▼
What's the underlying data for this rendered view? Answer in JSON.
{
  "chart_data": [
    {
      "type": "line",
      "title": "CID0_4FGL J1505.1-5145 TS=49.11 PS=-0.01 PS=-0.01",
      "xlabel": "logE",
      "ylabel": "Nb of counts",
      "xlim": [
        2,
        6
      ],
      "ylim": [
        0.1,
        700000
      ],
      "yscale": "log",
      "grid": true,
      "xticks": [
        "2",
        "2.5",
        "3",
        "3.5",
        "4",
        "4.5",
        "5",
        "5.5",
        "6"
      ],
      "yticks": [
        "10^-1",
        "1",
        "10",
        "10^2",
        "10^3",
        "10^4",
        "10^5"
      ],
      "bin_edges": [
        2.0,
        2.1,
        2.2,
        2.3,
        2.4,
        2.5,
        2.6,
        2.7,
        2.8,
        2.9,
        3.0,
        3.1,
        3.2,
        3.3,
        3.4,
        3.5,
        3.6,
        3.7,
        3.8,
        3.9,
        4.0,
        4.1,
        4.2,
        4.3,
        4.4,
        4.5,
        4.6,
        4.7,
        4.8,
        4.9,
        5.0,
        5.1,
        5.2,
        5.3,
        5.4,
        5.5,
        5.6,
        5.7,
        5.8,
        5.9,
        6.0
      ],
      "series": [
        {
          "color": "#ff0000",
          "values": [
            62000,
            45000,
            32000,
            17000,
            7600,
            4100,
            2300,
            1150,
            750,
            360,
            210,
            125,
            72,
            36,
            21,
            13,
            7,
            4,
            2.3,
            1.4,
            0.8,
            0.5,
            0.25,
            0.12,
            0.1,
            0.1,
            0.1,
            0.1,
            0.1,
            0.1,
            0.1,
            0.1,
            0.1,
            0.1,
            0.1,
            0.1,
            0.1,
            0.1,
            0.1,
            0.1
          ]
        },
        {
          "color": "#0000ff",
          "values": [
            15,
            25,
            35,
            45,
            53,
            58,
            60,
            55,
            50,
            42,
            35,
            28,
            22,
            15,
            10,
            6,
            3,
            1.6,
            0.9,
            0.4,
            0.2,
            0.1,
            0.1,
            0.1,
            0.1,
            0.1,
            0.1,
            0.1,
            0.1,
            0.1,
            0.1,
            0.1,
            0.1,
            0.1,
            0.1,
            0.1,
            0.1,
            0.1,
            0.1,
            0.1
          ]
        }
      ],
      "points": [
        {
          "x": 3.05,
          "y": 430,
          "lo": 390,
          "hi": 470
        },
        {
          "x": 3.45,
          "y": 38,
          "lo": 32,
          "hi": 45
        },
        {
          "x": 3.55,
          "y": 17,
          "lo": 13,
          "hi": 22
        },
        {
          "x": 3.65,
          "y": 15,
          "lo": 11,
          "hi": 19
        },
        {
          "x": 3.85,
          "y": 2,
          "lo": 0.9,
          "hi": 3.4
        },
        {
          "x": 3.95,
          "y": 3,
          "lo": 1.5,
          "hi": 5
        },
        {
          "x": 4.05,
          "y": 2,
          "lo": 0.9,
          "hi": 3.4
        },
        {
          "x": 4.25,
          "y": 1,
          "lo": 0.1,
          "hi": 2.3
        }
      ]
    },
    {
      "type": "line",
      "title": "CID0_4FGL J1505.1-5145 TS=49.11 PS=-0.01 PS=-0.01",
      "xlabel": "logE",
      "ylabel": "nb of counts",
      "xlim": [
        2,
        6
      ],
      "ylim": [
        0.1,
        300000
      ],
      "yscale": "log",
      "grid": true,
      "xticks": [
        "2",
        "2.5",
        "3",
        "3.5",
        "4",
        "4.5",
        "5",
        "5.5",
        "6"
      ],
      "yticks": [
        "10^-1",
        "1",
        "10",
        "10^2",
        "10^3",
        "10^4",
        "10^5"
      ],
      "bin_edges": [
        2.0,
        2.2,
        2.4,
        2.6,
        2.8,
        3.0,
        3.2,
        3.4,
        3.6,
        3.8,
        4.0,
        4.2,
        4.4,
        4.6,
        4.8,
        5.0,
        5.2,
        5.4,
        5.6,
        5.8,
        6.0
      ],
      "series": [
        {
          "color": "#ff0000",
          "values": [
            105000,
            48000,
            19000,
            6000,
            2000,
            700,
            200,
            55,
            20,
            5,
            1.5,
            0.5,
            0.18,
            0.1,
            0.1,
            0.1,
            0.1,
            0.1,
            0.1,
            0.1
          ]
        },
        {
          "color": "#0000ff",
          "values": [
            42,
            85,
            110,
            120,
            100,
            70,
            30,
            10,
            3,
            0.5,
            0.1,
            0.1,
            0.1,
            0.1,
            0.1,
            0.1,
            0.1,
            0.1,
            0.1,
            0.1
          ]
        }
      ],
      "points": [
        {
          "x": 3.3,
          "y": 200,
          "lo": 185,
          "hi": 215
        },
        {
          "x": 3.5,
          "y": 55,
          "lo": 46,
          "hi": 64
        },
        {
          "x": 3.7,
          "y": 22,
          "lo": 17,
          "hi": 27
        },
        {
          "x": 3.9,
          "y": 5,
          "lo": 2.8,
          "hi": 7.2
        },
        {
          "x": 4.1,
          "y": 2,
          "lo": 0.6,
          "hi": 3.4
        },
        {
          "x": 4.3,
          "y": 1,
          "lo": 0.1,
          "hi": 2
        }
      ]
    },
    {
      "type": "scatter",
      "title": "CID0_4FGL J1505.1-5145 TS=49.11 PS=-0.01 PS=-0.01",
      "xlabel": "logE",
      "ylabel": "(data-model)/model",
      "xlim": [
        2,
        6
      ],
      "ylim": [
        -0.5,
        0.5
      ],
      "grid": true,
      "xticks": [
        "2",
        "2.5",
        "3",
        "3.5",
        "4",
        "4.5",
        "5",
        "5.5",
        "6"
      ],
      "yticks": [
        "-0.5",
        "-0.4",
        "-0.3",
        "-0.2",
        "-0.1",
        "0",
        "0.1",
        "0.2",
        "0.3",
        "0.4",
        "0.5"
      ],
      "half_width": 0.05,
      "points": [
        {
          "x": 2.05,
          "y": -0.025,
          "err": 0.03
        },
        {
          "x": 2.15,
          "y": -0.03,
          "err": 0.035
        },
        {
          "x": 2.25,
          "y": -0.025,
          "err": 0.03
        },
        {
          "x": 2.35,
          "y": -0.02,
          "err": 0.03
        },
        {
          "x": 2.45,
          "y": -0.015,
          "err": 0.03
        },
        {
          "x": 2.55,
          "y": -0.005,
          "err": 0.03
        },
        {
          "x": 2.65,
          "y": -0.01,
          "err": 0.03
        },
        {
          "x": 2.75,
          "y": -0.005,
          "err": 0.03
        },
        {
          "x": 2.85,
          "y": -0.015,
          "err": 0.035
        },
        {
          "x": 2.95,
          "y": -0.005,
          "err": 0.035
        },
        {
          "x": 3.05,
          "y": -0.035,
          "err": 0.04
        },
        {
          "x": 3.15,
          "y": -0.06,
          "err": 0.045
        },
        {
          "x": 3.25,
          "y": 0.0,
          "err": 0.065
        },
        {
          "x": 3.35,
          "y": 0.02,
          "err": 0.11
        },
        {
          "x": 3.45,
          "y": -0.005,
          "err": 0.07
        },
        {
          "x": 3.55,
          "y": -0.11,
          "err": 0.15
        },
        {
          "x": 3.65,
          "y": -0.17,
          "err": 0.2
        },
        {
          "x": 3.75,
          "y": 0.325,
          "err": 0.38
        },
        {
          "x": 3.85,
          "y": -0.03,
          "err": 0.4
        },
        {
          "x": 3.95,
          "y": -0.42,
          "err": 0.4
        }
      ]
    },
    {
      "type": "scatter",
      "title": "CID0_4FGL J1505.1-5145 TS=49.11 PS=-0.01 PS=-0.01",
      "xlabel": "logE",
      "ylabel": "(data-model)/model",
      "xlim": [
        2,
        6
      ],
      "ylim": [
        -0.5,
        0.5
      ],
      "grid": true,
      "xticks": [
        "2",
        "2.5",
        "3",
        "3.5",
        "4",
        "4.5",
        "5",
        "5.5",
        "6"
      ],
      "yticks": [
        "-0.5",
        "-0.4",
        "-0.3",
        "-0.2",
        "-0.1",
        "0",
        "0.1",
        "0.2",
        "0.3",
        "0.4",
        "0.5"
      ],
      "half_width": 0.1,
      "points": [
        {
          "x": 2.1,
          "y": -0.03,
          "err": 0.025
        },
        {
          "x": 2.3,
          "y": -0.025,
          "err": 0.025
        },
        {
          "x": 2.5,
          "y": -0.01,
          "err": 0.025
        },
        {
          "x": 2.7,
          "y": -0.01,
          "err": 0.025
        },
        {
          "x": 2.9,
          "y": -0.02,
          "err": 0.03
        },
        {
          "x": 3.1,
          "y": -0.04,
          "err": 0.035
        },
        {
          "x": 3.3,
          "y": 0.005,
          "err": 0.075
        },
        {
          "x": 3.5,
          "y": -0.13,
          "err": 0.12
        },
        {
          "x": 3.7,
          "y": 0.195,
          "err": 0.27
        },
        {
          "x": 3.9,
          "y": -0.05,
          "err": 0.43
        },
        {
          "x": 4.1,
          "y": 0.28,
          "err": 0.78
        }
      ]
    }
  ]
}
▲
**WRITTEN REQUEST**: Using the data above, copy each line that contains "counts".

**SOLVED PROBLEM**:
      "ylabel": "Nb of counts",
      "ylabel": "nb of counts",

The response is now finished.